**Exercise instructions**. Transcribe the listing that follows in full, omitting pictures.

**Given records**.
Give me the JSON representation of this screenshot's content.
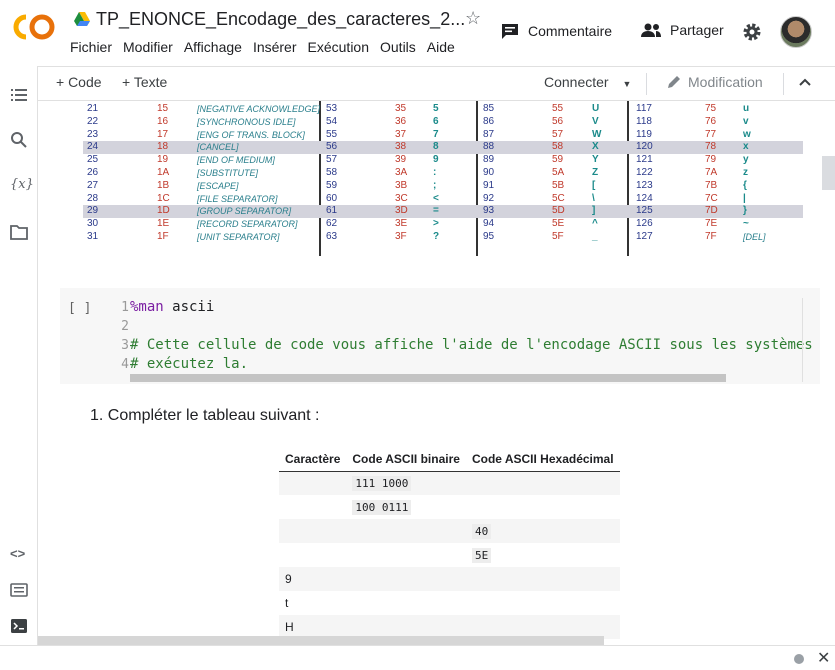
{
  "header": {
    "title": "TP_ENONCE_Encodage_des_caracteres_2...",
    "menu": [
      "Fichier",
      "Modifier",
      "Affichage",
      "Insérer",
      "Exécution",
      "Outils",
      "Aide"
    ],
    "comment_label": "Commentaire",
    "share_label": "Partager"
  },
  "toolbar": {
    "add_code": "+ Code",
    "add_text": "+ Texte",
    "connect": "Connecter",
    "mode": "Modification"
  },
  "ascii_rows": [
    {
      "d1": "21",
      "h1": "15",
      "desc": "[NEGATIVE ACKNOWLEDGE]",
      "d2": "53",
      "h2": "35",
      "c2": "5",
      "d3": "85",
      "h3": "55",
      "c3": "U",
      "d4": "117",
      "h4": "75",
      "c4": "u",
      "hl": false
    },
    {
      "d1": "22",
      "h1": "16",
      "desc": "[SYNCHRONOUS IDLE]",
      "d2": "54",
      "h2": "36",
      "c2": "6",
      "d3": "86",
      "h3": "56",
      "c3": "V",
      "d4": "118",
      "h4": "76",
      "c4": "v",
      "hl": false
    },
    {
      "d1": "23",
      "h1": "17",
      "desc": "[ENG OF TRANS. BLOCK]",
      "d2": "55",
      "h2": "37",
      "c2": "7",
      "d3": "87",
      "h3": "57",
      "c3": "W",
      "d4": "119",
      "h4": "77",
      "c4": "w",
      "hl": false
    },
    {
      "d1": "24",
      "h1": "18",
      "desc": "[CANCEL]",
      "d2": "56",
      "h2": "38",
      "c2": "8",
      "d3": "88",
      "h3": "58",
      "c3": "X",
      "d4": "120",
      "h4": "78",
      "c4": "x",
      "hl": true
    },
    {
      "d1": "25",
      "h1": "19",
      "desc": "[END OF MEDIUM]",
      "d2": "57",
      "h2": "39",
      "c2": "9",
      "d3": "89",
      "h3": "59",
      "c3": "Y",
      "d4": "121",
      "h4": "79",
      "c4": "y",
      "hl": false
    },
    {
      "d1": "26",
      "h1": "1A",
      "desc": "[SUBSTITUTE]",
      "d2": "58",
      "h2": "3A",
      "c2": ":",
      "d3": "90",
      "h3": "5A",
      "c3": "Z",
      "d4": "122",
      "h4": "7A",
      "c4": "z",
      "hl": false
    },
    {
      "d1": "27",
      "h1": "1B",
      "desc": "[ESCAPE]",
      "d2": "59",
      "h2": "3B",
      "c2": ";",
      "d3": "91",
      "h3": "5B",
      "c3": "[",
      "d4": "123",
      "h4": "7B",
      "c4": "{",
      "hl": false
    },
    {
      "d1": "28",
      "h1": "1C",
      "desc": "[FILE SEPARATOR]",
      "d2": "60",
      "h2": "3C",
      "c2": "<",
      "d3": "92",
      "h3": "5C",
      "c3": "\\",
      "d4": "124",
      "h4": "7C",
      "c4": "|",
      "hl": false
    },
    {
      "d1": "29",
      "h1": "1D",
      "desc": "[GROUP SEPARATOR]",
      "d2": "61",
      "h2": "3D",
      "c2": "=",
      "d3": "93",
      "h3": "5D",
      "c3": "]",
      "d4": "125",
      "h4": "7D",
      "c4": "}",
      "hl": true
    },
    {
      "d1": "30",
      "h1": "1E",
      "desc": "[RECORD SEPARATOR]",
      "d2": "62",
      "h2": "3E",
      "c2": ">",
      "d3": "94",
      "h3": "5E",
      "c3": "^",
      "d4": "126",
      "h4": "7E",
      "c4": "~",
      "hl": false
    },
    {
      "d1": "31",
      "h1": "1F",
      "desc": "[UNIT SEPARATOR]",
      "d2": "63",
      "h2": "3F",
      "c2": "?",
      "d3": "95",
      "h3": "5F",
      "c3": "_",
      "d4": "127",
      "h4": "7F",
      "c4": "[DEL]",
      "hl": false
    }
  ],
  "code_cell": {
    "run_label": "[ ]",
    "lines": [
      {
        "n": "1",
        "magic": "%man",
        "rest": " ascii",
        "comment": ""
      },
      {
        "n": "2",
        "magic": "",
        "rest": "",
        "comment": ""
      },
      {
        "n": "3",
        "magic": "",
        "rest": "",
        "comment": "# Cette cellule de code vous affiche l'aide de l'encodage ASCII sous les systèmes"
      },
      {
        "n": "4",
        "magic": "",
        "rest": "",
        "comment": "# exécutez la."
      }
    ]
  },
  "text_cell": {
    "item": "1. Compléter le tableau suivant :"
  },
  "table": {
    "headers": [
      "Caractère",
      "Code ASCII binaire",
      "Code ASCII Hexadécimal"
    ],
    "rows": [
      [
        "",
        "111 1000",
        ""
      ],
      [
        "",
        "100 0111",
        ""
      ],
      [
        "",
        "",
        "40"
      ],
      [
        "",
        "",
        "5E"
      ],
      [
        "9",
        "",
        ""
      ],
      [
        "t",
        "",
        ""
      ],
      [
        "H",
        "",
        ""
      ]
    ]
  }
}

**Correct output**.
Give me the JSON representation of this screenshot's content.
{
  "header": {
    "title": "TP_ENONCE_Encodage_des_caracteres_2...",
    "menu": [
      "Fichier",
      "Modifier",
      "Affichage",
      "Insérer",
      "Exécution",
      "Outils",
      "Aide"
    ],
    "comment_label": "Commentaire",
    "share_label": "Partager"
  },
  "toolbar": {
    "add_code": "+ Code",
    "add_text": "+ Texte",
    "connect": "Connecter",
    "mode": "Modification"
  },
  "ascii_rows": [
    {
      "d1": "21",
      "h1": "15",
      "desc": "[NEGATIVE ACKNOWLEDGE]",
      "d2": "53",
      "h2": "35",
      "c2": "5",
      "d3": "85",
      "h3": "55",
      "c3": "U",
      "d4": "117",
      "h4": "75",
      "c4": "u",
      "hl": false
    },
    {
      "d1": "22",
      "h1": "16",
      "desc": "[SYNCHRONOUS IDLE]",
      "d2": "54",
      "h2": "36",
      "c2": "6",
      "d3": "86",
      "h3": "56",
      "c3": "V",
      "d4": "118",
      "h4": "76",
      "c4": "v",
      "hl": false
    },
    {
      "d1": "23",
      "h1": "17",
      "desc": "[ENG OF TRANS. BLOCK]",
      "d2": "55",
      "h2": "37",
      "c2": "7",
      "d3": "87",
      "h3": "57",
      "c3": "W",
      "d4": "119",
      "h4": "77",
      "c4": "w",
      "hl": false
    },
    {
      "d1": "24",
      "h1": "18",
      "desc": "[CANCEL]",
      "d2": "56",
      "h2": "38",
      "c2": "8",
      "d3": "88",
      "h3": "58",
      "c3": "X",
      "d4": "120",
      "h4": "78",
      "c4": "x",
      "hl": true
    },
    {
      "d1": "25",
      "h1": "19",
      "desc": "[END OF MEDIUM]",
      "d2": "57",
      "h2": "39",
      "c2": "9",
      "d3": "89",
      "h3": "59",
      "c3": "Y",
      "d4": "121",
      "h4": "79",
      "c4": "y",
      "hl": false
    },
    {
      "d1": "26",
      "h1": "1A",
      "desc": "[SUBSTITUTE]",
      "d2": "58",
      "h2": "3A",
      "c2": ":",
      "d3": "90",
      "h3": "5A",
      "c3": "Z",
      "d4": "122",
      "h4": "7A",
      "c4": "z",
      "hl": false
    },
    {
      "d1": "27",
      "h1": "1B",
      "desc": "[ESCAPE]",
      "d2": "59",
      "h2": "3B",
      "c2": ";",
      "d3": "91",
      "h3": "5B",
      "c3": "[",
      "d4": "123",
      "h4": "7B",
      "c4": "{",
      "hl": false
    },
    {
      "d1": "28",
      "h1": "1C",
      "desc": "[FILE SEPARATOR]",
      "d2": "60",
      "h2": "3C",
      "c2": "<",
      "d3": "92",
      "h3": "5C",
      "c3": "\\",
      "d4": "124",
      "h4": "7C",
      "c4": "|",
      "hl": false
    },
    {
      "d1": "29",
      "h1": "1D",
      "desc": "[GROUP SEPARATOR]",
      "d2": "61",
      "h2": "3D",
      "c2": "=",
      "d3": "93",
      "h3": "5D",
      "c3": "]",
      "d4": "125",
      "h4": "7D",
      "c4": "}",
      "hl": true
    },
    {
      "d1": "30",
      "h1": "1E",
      "desc": "[RECORD SEPARATOR]",
      "d2": "62",
      "h2": "3E",
      "c2": ">",
      "d3": "94",
      "h3": "5E",
      "c3": "^",
      "d4": "126",
      "h4": "7E",
      "c4": "~",
      "hl": false
    },
    {
      "d1": "31",
      "h1": "1F",
      "desc": "[UNIT SEPARATOR]",
      "d2": "63",
      "h2": "3F",
      "c2": "?",
      "d3": "95",
      "h3": "5F",
      "c3": "_",
      "d4": "127",
      "h4": "7F",
      "c4": "[DEL]",
      "hl": false
    }
  ],
  "code_cell": {
    "run_label": "[ ]",
    "lines": [
      {
        "n": "1",
        "magic": "%man",
        "rest": " ascii",
        "comment": ""
      },
      {
        "n": "2",
        "magic": "",
        "rest": "",
        "comment": ""
      },
      {
        "n": "3",
        "magic": "",
        "rest": "",
        "comment": "# Cette cellule de code vous affiche l'aide de l'encodage ASCII sous les systèmes"
      },
      {
        "n": "4",
        "magic": "",
        "rest": "",
        "comment": "# exécutez la."
      }
    ]
  },
  "text_cell": {
    "item": "1. Compléter le tableau suivant :"
  },
  "table": {
    "headers": [
      "Caractère",
      "Code ASCII binaire",
      "Code ASCII Hexadécimal"
    ],
    "rows": [
      [
        "",
        "111 1000",
        ""
      ],
      [
        "",
        "100 0111",
        ""
      ],
      [
        "",
        "",
        "40"
      ],
      [
        "",
        "",
        "5E"
      ],
      [
        "9",
        "",
        ""
      ],
      [
        "t",
        "",
        ""
      ],
      [
        "H",
        "",
        ""
      ]
    ]
  }
}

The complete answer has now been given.